* **What you have to do**
Identify each line below that contains the word "icon", and copy it out.

* **Data shown**
• • • • •

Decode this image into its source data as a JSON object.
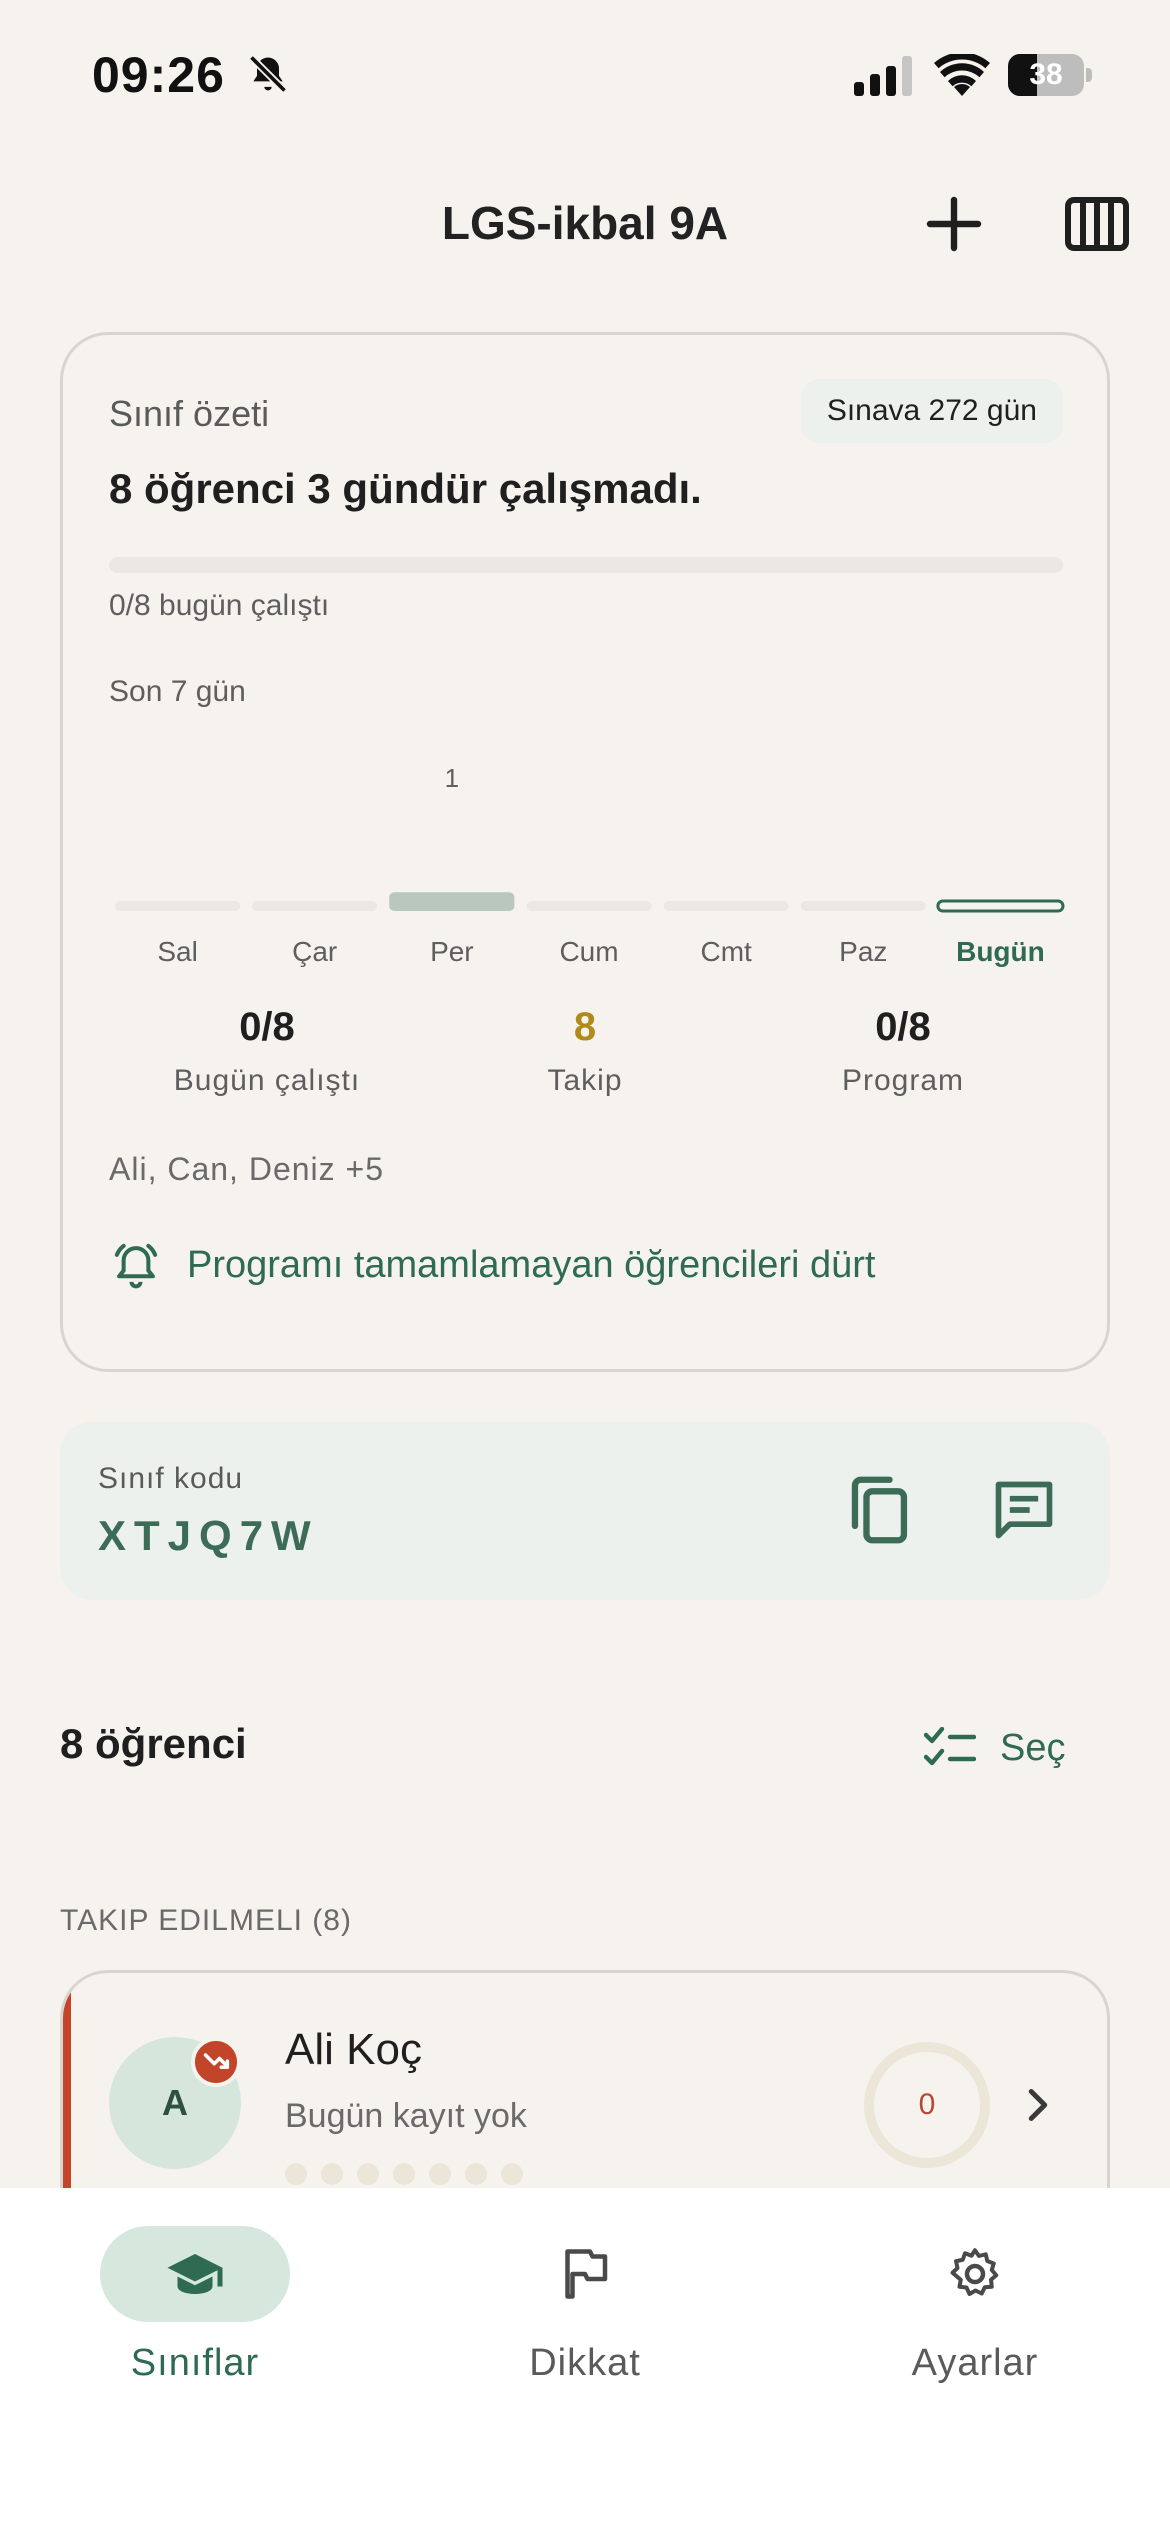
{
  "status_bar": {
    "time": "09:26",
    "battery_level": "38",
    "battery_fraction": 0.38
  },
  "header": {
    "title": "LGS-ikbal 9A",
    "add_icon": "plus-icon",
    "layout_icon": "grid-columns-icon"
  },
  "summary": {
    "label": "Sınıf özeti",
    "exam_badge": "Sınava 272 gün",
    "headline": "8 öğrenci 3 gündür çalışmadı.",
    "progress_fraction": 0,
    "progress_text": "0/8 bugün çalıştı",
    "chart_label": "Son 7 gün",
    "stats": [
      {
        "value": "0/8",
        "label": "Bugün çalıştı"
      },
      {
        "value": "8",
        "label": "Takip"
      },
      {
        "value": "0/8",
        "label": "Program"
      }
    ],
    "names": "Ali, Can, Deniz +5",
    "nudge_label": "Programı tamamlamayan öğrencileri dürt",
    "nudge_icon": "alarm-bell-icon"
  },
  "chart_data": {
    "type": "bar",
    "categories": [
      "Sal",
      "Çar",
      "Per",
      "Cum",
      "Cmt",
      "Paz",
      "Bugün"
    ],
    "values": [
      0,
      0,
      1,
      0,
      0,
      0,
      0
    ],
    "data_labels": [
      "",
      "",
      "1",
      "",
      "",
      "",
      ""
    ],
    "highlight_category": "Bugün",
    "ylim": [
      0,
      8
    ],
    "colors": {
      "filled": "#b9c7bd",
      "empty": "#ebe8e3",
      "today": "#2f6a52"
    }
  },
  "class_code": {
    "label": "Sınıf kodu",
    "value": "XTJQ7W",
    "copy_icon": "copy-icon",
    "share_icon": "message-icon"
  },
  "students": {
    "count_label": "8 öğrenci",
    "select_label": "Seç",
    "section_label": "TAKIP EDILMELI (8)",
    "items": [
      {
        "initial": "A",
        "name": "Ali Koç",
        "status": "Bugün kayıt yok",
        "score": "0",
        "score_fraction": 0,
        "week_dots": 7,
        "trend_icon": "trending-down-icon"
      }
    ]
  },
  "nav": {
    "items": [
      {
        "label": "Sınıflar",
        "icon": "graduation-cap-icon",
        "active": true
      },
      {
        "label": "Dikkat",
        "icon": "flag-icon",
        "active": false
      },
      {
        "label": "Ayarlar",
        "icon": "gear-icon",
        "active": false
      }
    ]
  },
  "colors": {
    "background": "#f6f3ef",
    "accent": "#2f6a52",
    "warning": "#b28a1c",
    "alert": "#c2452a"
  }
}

• • • • •

* **Result**
    "add_icon": "plus-icon",
    "layout_icon": "grid-columns-icon"
    "nudge_icon": "alarm-bell-icon"
    "copy_icon": "copy-icon",
    "share_icon": "message-icon"
        "trend_icon": "trending-down-icon"
        "icon": "graduation-cap-icon",
        "icon": "flag-icon",
        "icon": "gear-icon",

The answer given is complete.